── EXCERPTED DATA

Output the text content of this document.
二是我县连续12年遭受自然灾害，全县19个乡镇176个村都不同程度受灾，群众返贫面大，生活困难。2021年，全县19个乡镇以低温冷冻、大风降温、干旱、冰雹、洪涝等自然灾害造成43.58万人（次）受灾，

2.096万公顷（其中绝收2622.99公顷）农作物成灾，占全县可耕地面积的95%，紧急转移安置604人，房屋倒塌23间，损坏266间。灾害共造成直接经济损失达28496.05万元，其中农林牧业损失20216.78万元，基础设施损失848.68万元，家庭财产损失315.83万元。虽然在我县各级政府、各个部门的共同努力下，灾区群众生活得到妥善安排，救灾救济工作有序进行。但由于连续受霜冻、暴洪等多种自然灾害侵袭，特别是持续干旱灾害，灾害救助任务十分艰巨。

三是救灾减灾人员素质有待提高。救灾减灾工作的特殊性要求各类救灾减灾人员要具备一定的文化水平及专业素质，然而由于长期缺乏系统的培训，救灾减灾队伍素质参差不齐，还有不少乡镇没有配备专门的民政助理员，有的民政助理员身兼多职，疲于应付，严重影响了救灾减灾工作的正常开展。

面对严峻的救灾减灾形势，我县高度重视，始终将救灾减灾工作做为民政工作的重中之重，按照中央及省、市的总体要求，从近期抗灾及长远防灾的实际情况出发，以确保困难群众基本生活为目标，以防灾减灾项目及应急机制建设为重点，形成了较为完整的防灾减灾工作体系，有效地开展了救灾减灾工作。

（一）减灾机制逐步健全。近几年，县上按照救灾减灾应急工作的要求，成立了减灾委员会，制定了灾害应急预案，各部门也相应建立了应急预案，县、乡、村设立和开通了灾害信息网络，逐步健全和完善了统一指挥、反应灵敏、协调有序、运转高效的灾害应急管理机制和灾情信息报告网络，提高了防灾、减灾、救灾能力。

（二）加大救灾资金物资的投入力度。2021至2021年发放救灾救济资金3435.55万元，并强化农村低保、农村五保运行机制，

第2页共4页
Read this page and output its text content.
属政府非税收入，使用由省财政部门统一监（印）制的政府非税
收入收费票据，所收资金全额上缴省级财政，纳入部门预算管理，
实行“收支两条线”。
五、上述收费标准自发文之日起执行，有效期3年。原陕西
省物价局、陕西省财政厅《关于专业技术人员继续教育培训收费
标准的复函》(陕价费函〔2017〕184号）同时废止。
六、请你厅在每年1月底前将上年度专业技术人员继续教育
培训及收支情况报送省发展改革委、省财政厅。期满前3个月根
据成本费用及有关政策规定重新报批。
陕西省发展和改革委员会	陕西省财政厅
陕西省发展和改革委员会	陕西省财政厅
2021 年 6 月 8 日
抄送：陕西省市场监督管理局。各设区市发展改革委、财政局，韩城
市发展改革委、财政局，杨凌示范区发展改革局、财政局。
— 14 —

────

**SET PROBLEM**
Copy, from the material, each line that holds the string "text".

**RESULT OF THE TASK**
Output the text content of this document.
Read this page and output its text content.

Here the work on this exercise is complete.